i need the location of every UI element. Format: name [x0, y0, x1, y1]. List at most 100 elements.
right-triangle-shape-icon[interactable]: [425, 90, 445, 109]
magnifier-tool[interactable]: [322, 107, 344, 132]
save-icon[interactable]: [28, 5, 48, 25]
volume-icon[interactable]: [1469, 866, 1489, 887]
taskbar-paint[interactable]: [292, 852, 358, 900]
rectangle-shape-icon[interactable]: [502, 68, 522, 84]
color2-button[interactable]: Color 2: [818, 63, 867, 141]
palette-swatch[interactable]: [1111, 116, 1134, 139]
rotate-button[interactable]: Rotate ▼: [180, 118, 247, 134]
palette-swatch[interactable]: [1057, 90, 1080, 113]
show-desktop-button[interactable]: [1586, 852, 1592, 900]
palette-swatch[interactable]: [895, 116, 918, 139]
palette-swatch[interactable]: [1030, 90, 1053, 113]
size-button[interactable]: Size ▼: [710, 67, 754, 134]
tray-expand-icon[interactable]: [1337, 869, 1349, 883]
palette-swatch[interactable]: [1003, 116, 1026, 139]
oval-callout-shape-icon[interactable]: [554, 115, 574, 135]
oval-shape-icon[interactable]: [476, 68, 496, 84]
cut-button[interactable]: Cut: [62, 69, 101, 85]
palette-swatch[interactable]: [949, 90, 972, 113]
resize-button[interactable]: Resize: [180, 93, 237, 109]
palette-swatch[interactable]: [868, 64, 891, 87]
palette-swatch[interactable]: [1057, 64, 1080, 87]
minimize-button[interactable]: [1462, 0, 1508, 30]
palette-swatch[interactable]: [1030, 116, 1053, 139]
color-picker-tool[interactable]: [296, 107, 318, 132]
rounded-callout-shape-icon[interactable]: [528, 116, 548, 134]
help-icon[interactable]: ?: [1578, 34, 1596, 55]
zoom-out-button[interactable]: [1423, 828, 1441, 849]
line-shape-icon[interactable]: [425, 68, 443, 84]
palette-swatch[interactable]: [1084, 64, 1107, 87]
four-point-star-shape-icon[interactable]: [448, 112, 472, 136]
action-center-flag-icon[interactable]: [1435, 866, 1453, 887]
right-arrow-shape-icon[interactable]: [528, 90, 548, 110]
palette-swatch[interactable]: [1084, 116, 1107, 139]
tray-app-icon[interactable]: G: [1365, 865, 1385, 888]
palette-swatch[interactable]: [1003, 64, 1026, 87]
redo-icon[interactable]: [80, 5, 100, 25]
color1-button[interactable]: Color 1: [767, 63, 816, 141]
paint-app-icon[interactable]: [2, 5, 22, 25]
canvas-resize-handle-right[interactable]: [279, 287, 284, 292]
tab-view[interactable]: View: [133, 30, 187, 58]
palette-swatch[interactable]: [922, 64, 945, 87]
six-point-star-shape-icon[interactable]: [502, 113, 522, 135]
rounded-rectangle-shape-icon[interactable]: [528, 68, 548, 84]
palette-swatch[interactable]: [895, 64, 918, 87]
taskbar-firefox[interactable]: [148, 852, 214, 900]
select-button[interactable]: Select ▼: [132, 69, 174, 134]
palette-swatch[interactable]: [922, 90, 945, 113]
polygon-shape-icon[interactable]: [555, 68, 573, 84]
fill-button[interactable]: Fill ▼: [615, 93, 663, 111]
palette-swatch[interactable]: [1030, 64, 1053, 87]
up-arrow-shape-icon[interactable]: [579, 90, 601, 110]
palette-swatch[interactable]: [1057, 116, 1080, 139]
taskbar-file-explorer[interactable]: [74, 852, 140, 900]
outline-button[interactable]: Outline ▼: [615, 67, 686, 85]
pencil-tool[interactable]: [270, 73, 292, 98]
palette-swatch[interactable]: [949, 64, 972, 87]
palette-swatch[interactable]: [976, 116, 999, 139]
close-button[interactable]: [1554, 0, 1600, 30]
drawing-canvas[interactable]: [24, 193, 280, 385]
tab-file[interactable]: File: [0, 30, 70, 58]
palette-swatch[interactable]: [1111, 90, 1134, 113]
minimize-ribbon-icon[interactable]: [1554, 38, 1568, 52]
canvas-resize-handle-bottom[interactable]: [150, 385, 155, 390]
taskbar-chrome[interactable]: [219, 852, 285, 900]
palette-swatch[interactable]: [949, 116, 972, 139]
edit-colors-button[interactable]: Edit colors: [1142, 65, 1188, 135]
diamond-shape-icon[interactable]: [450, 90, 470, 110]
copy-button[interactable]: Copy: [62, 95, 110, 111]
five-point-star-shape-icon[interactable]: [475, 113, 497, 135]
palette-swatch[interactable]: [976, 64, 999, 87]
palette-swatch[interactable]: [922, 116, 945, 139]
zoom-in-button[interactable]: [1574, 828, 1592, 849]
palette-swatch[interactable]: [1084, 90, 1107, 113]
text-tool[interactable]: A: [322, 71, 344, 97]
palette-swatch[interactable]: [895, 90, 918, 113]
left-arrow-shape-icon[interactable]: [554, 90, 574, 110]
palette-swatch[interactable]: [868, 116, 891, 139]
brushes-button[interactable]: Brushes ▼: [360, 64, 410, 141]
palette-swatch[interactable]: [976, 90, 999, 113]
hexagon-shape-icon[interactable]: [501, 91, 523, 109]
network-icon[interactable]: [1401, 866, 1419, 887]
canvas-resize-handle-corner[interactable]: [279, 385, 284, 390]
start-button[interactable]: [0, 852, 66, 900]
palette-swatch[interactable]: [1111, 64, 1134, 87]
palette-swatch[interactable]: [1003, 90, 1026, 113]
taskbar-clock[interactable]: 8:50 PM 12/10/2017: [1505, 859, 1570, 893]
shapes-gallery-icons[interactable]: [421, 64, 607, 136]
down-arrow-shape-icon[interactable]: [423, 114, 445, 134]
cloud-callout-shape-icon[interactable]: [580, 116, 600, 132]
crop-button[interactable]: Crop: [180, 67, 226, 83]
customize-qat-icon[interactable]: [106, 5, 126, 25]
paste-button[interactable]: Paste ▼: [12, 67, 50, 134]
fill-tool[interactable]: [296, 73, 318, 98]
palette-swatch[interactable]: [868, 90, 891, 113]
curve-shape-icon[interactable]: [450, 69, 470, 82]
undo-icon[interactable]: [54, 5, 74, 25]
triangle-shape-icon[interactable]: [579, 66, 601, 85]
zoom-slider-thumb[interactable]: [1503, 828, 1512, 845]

□ □ □ □

◆ What is expected ◆
List every line of the entries above that contains the string "oval", treating uppercase and lowercase as different.

◆ Reply to the exercise ◆
oval-callout-shape-icon[interactable]: [554, 115, 574, 135]
oval-shape-icon[interactable]: [476, 68, 496, 84]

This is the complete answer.